[BEGIN Dataset records]
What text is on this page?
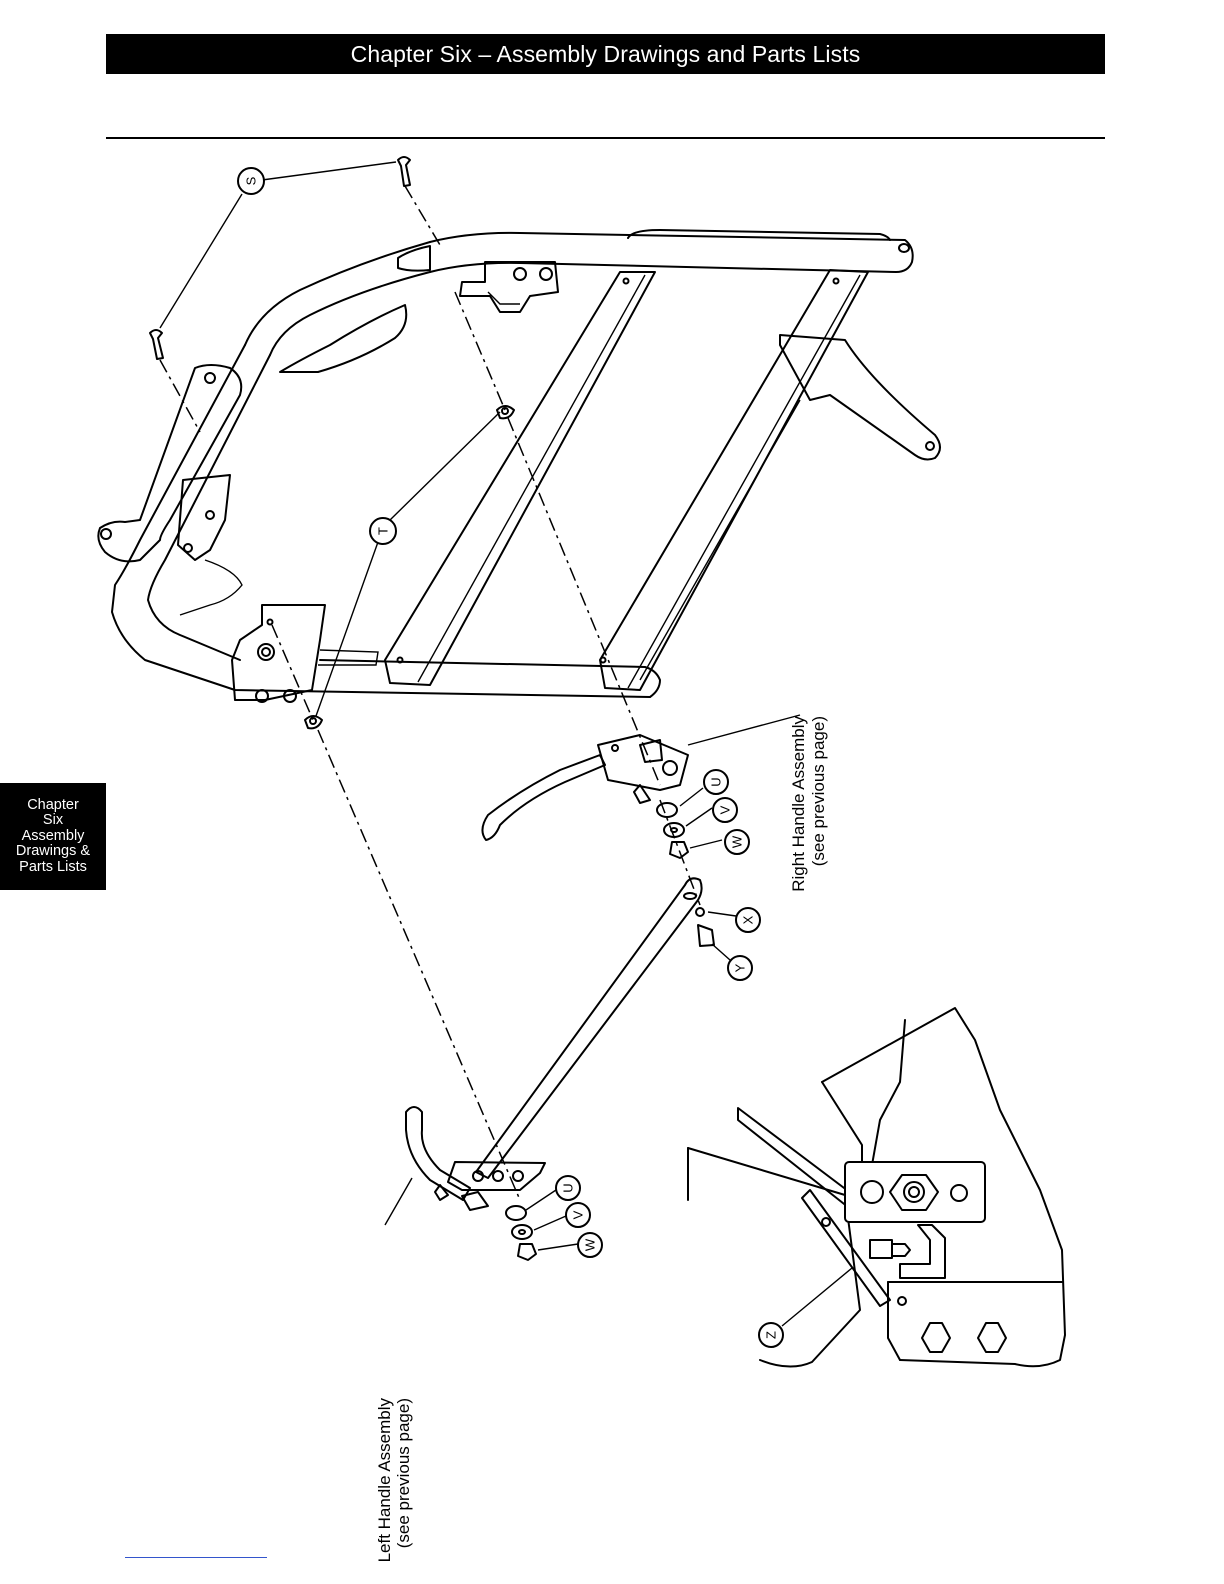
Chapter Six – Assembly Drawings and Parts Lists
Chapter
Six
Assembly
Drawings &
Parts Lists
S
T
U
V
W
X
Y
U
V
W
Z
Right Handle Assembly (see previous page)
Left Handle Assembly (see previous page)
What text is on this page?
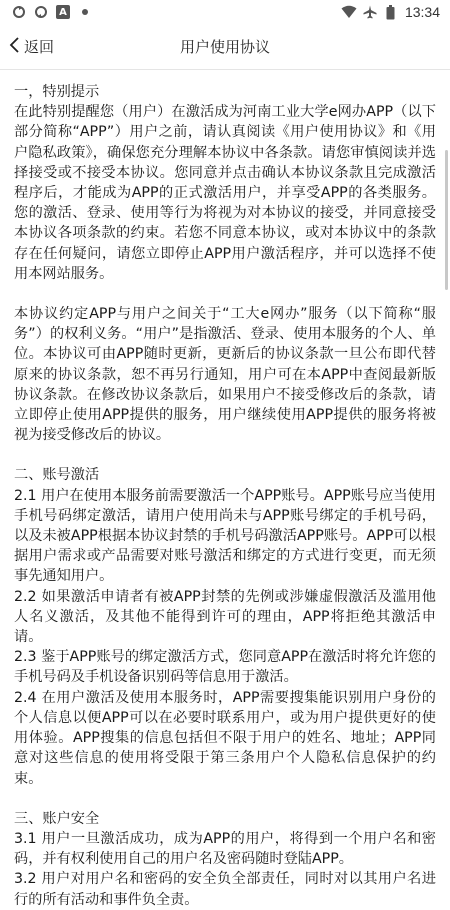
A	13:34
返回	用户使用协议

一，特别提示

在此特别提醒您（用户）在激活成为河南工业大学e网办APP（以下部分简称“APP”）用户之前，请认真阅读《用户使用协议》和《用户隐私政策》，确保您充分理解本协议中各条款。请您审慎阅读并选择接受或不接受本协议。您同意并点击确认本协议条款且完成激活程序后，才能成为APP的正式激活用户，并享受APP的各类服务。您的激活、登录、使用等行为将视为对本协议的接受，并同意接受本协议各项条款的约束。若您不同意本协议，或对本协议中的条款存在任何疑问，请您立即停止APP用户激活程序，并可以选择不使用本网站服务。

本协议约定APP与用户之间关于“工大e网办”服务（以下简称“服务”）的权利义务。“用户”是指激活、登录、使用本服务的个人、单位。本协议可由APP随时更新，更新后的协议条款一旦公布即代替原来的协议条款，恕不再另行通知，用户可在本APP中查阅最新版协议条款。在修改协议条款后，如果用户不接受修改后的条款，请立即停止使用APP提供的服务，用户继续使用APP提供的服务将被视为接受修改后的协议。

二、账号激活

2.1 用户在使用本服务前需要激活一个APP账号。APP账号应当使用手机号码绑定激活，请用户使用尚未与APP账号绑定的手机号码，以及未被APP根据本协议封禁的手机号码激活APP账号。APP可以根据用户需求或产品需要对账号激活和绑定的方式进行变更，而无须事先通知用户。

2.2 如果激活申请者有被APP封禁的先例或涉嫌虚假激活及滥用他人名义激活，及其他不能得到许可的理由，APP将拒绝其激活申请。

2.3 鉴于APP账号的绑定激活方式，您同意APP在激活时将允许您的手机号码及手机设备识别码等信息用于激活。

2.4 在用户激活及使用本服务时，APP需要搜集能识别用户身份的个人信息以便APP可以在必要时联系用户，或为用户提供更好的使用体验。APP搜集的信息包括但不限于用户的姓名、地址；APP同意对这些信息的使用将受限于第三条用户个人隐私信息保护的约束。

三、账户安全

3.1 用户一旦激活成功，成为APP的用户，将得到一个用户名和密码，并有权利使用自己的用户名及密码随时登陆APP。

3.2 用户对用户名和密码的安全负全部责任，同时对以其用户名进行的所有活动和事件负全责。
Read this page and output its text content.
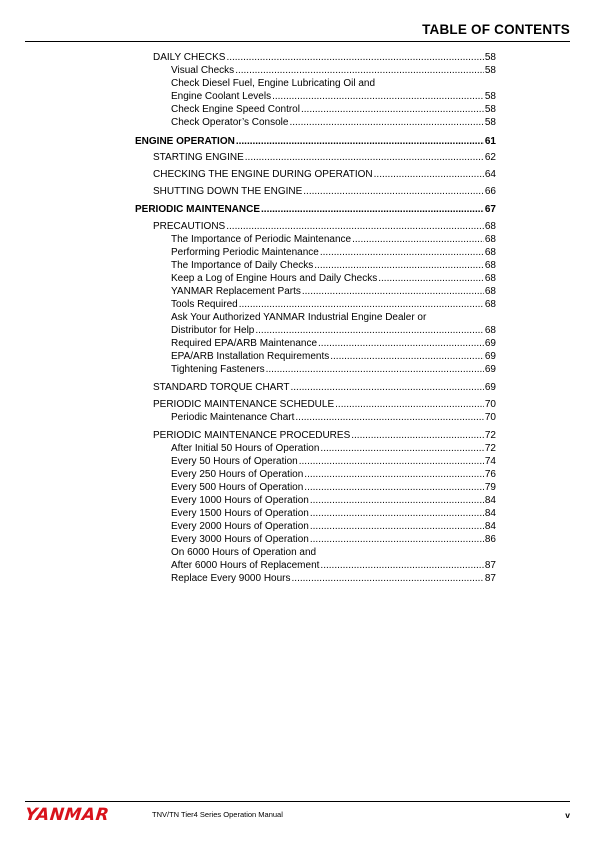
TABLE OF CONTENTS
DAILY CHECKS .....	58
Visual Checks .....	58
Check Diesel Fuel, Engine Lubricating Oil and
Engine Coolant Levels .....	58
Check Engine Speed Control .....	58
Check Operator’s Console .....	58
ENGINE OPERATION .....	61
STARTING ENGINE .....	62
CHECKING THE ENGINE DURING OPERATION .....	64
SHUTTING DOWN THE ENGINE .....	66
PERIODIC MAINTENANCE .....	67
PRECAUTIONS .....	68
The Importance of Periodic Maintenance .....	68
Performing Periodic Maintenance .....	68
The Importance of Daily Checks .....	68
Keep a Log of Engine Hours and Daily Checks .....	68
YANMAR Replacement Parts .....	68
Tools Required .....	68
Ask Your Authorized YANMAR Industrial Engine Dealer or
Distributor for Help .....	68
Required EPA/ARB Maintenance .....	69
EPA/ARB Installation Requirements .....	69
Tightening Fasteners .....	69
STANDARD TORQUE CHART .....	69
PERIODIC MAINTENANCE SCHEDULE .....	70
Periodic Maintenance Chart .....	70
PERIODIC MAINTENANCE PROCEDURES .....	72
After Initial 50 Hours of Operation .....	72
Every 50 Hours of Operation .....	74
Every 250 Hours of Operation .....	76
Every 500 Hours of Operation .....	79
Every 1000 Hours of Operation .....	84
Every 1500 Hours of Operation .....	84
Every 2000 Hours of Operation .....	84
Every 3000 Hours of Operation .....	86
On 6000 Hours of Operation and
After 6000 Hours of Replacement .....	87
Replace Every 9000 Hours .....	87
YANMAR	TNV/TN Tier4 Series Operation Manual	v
[END Dataset records]
The material above must be printed exactly, with its pictures left out.

• _Problem solution_
What text is on this page?
Chapter Six – Assembly Drawings and Parts Lists
Chapter
Six
Assembly
Drawings &
Parts Lists
S
T
U
V
W
X
Y
U
V
W
Z
Right Handle Assembly (see previous page)
Left Handle Assembly (see previous page)
What text is on this page?
A	13:34
返回	用户使用协议

一，特别提示

在此特别提醒您（用户）在激活成为河南工业大学e网办APP（以下部分简称“APP”）用户之前，请认真阅读《用户使用协议》和《用户隐私政策》，确保您充分理解本协议中各条款。请您审慎阅读并选择接受或不接受本协议。您同意并点击确认本协议条款且完成激活程序后，才能成为APP的正式激活用户，并享受APP的各类服务。您的激活、登录、使用等行为将视为对本协议的接受，并同意接受本协议各项条款的约束。若您不同意本协议，或对本协议中的条款存在任何疑问，请您立即停止APP用户激活程序，并可以选择不使用本网站服务。

本协议约定APP与用户之间关于“工大e网办”服务（以下简称“服务”）的权利义务。“用户”是指激活、登录、使用本服务的个人、单位。本协议可由APP随时更新，更新后的协议条款一旦公布即代替原来的协议条款，恕不再另行通知，用户可在本APP中查阅最新版协议条款。在修改协议条款后，如果用户不接受修改后的条款，请立即停止使用APP提供的服务，用户继续使用APP提供的服务将被视为接受修改后的协议。

二、账号激活

2.1 用户在使用本服务前需要激活一个APP账号。APP账号应当使用手机号码绑定激活，请用户使用尚未与APP账号绑定的手机号码，以及未被APP根据本协议封禁的手机号码激活APP账号。APP可以根据用户需求或产品需要对账号激活和绑定的方式进行变更，而无须事先通知用户。

2.2 如果激活申请者有被APP封禁的先例或涉嫌虚假激活及滥用他人名义激活，及其他不能得到许可的理由，APP将拒绝其激活申请。

2.3 鉴于APP账号的绑定激活方式，您同意APP在激活时将允许您的手机号码及手机设备识别码等信息用于激活。

2.4 在用户激活及使用本服务时，APP需要搜集能识别用户身份的个人信息以便APP可以在必要时联系用户，或为用户提供更好的使用体验。APP搜集的信息包括但不限于用户的姓名、地址；APP同意对这些信息的使用将受限于第三条用户个人隐私信息保护的约束。

三、账户安全

3.1 用户一旦激活成功，成为APP的用户，将得到一个用户名和密码，并有权利使用自己的用户名及密码随时登陆APP。

3.2 用户对用户名和密码的安全负全部责任，同时对以其用户名进行的所有活动和事件负全责。
Read this page and output its text content.
TABLE OF CONTENTS
DAILY CHECKS .....	58
Visual Checks .....	58
Check Diesel Fuel, Engine Lubricating Oil and
Engine Coolant Levels .....	58
Check Engine Speed Control .....	58
Check Operator’s Console .....	58
ENGINE OPERATION .....	61
STARTING ENGINE .....	62
CHECKING THE ENGINE DURING OPERATION .....	64
SHUTTING DOWN THE ENGINE .....	66
PERIODIC MAINTENANCE .....	67
PRECAUTIONS .....	68
The Importance of Periodic Maintenance .....	68
Performing Periodic Maintenance .....	68
The Importance of Daily Checks .....	68
Keep a Log of Engine Hours and Daily Checks .....	68
YANMAR Replacement Parts .....	68
Tools Required .....	68
Ask Your Authorized YANMAR Industrial Engine Dealer or
Distributor for Help .....	68
Required EPA/ARB Maintenance .....	69
EPA/ARB Installation Requirements .....	69
Tightening Fasteners .....	69
STANDARD TORQUE CHART .....	69
PERIODIC MAINTENANCE SCHEDULE .....	70
Periodic Maintenance Chart .....	70
PERIODIC MAINTENANCE PROCEDURES .....	72
After Initial 50 Hours of Operation .....	72
Every 50 Hours of Operation .....	74
Every 250 Hours of Operation .....	76
Every 500 Hours of Operation .....	79
Every 1000 Hours of Operation .....	84
Every 1500 Hours of Operation .....	84
Every 2000 Hours of Operation .....	84
Every 3000 Hours of Operation .....	86
On 6000 Hours of Operation and
After 6000 Hours of Replacement .....	87
Replace Every 9000 Hours .....	87
YANMAR	TNV/TN Tier4 Series Operation Manual	v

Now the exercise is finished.